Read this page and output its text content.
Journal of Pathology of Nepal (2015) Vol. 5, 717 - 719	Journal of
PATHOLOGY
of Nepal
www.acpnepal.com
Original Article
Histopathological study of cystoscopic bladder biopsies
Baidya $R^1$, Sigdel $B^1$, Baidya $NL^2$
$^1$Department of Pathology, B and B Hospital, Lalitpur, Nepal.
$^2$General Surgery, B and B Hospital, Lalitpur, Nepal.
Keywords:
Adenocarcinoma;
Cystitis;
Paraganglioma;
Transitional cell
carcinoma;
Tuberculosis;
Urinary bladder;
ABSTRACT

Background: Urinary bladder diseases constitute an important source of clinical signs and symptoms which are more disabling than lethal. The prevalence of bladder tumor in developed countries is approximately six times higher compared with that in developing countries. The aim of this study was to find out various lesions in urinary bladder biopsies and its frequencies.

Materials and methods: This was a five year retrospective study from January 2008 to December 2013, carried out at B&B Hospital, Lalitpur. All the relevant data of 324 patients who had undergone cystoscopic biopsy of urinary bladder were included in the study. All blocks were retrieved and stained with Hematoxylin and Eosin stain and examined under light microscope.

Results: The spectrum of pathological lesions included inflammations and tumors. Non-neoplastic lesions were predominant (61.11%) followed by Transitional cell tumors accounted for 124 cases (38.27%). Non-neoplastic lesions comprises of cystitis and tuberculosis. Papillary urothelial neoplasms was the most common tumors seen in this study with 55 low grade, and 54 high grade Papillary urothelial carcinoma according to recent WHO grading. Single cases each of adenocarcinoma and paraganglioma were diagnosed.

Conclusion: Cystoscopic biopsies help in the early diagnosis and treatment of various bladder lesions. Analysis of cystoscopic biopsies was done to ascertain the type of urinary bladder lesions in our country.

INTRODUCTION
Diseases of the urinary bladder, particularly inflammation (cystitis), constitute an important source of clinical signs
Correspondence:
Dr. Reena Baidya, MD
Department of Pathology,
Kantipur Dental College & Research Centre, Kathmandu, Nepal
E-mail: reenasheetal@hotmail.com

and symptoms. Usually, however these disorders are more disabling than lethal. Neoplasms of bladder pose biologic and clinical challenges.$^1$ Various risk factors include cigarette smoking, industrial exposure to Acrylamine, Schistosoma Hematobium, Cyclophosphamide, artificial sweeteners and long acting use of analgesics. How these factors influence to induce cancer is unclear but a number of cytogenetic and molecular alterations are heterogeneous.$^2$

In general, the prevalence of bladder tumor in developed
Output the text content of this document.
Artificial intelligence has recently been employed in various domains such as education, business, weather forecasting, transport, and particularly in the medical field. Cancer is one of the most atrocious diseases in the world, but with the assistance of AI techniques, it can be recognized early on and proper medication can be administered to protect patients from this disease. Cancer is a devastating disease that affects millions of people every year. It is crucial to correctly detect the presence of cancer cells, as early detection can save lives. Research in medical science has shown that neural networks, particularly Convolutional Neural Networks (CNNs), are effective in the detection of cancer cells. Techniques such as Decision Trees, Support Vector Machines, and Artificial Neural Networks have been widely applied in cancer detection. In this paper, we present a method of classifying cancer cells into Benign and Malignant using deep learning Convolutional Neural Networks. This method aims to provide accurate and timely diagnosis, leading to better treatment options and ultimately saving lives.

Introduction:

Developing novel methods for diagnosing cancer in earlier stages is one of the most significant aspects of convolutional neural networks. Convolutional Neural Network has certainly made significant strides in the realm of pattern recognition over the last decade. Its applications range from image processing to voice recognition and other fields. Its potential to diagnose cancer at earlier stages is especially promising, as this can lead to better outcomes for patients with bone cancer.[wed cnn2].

◆ **YOUR INSTRUCTIONS**
Go through the material above line by line and copy it exactly.

◆ **ANSWER BOX**
Read this page and output its text content.
Journal of Pathology of Nepal (2015) Vol. 5, 717 - 719	Journal of
PATHOLOGY
of Nepal
www.acpnepal.com
Original Article
Histopathological study of cystoscopic bladder biopsies
Baidya $R^1$, Sigdel $B^1$, Baidya $NL^2$
$^1$Department of Pathology, B and B Hospital, Lalitpur, Nepal.
$^2$General Surgery, B and B Hospital, Lalitpur, Nepal.
Keywords:
Adenocarcinoma;
Cystitis;
Paraganglioma;
Transitional cell
carcinoma;
Tuberculosis;
Urinary bladder;
ABSTRACT

Background: Urinary bladder diseases constitute an important source of clinical signs and symptoms which are more disabling than lethal. The prevalence of bladder tumor in developed countries is approximately six times higher compared with that in developing countries. The aim of this study was to find out various lesions in urinary bladder biopsies and its frequencies.

Materials and methods: This was a five year retrospective study from January 2008 to December 2013, carried out at B&B Hospital, Lalitpur. All the relevant data of 324 patients who had undergone cystoscopic biopsy of urinary bladder were included in the study. All blocks were retrieved and stained with Hematoxylin and Eosin stain and examined under light microscope.

Results: The spectrum of pathological lesions included inflammations and tumors. Non-neoplastic lesions were predominant (61.11%) followed by Transitional cell tumors accounted for 124 cases (38.27%). Non-neoplastic lesions comprises of cystitis and tuberculosis. Papillary urothelial neoplasms was the most common tumors seen in this study with 55 low grade, and 54 high grade Papillary urothelial carcinoma according to recent WHO grading. Single cases each of adenocarcinoma and paraganglioma were diagnosed.

Conclusion: Cystoscopic biopsies help in the early diagnosis and treatment of various bladder lesions. Analysis of cystoscopic biopsies was done to ascertain the type of urinary bladder lesions in our country.

INTRODUCTION
Diseases of the urinary bladder, particularly inflammation (cystitis), constitute an important source of clinical signs
Correspondence:
Dr. Reena Baidya, MD
Department of Pathology,
Kantipur Dental College & Research Centre, Kathmandu, Nepal
E-mail: reenasheetal@hotmail.com

and symptoms. Usually, however these disorders are more disabling than lethal. Neoplasms of bladder pose biologic and clinical challenges.$^1$ Various risk factors include cigarette smoking, industrial exposure to Acrylamine, Schistosoma Hematobium, Cyclophosphamide, artificial sweeteners and long acting use of analgesics. How these factors influence to induce cancer is unclear but a number of cytogenetic and molecular alterations are heterogeneous.$^2$

In general, the prevalence of bladder tumor in developed
Output the text content of this document.
Artificial intelligence has recently been employed in various domains such as education, business, weather forecasting, transport, and particularly in the medical field. Cancer is one of the most atrocious diseases in the world, but with the assistance of AI techniques, it can be recognized early on and proper medication can be administered to protect patients from this disease. Cancer is a devastating disease that affects millions of people every year. It is crucial to correctly detect the presence of cancer cells, as early detection can save lives. Research in medical science has shown that neural networks, particularly Convolutional Neural Networks (CNNs), are effective in the detection of cancer cells. Techniques such as Decision Trees, Support Vector Machines, and Artificial Neural Networks have been widely applied in cancer detection. In this paper, we present a method of classifying cancer cells into Benign and Malignant using deep learning Convolutional Neural Networks. This method aims to provide accurate and timely diagnosis, leading to better treatment options and ultimately saving lives.

Introduction:

Developing novel methods for diagnosing cancer in earlier stages is one of the most significant aspects of convolutional neural networks. Convolutional Neural Network has certainly made significant strides in the realm of pattern recognition over the last decade. Its applications range from image processing to voice recognition and other fields. Its potential to diagnose cancer at earlier stages is especially promising, as this can lead to better outcomes for patients with bone cancer.[wed cnn2].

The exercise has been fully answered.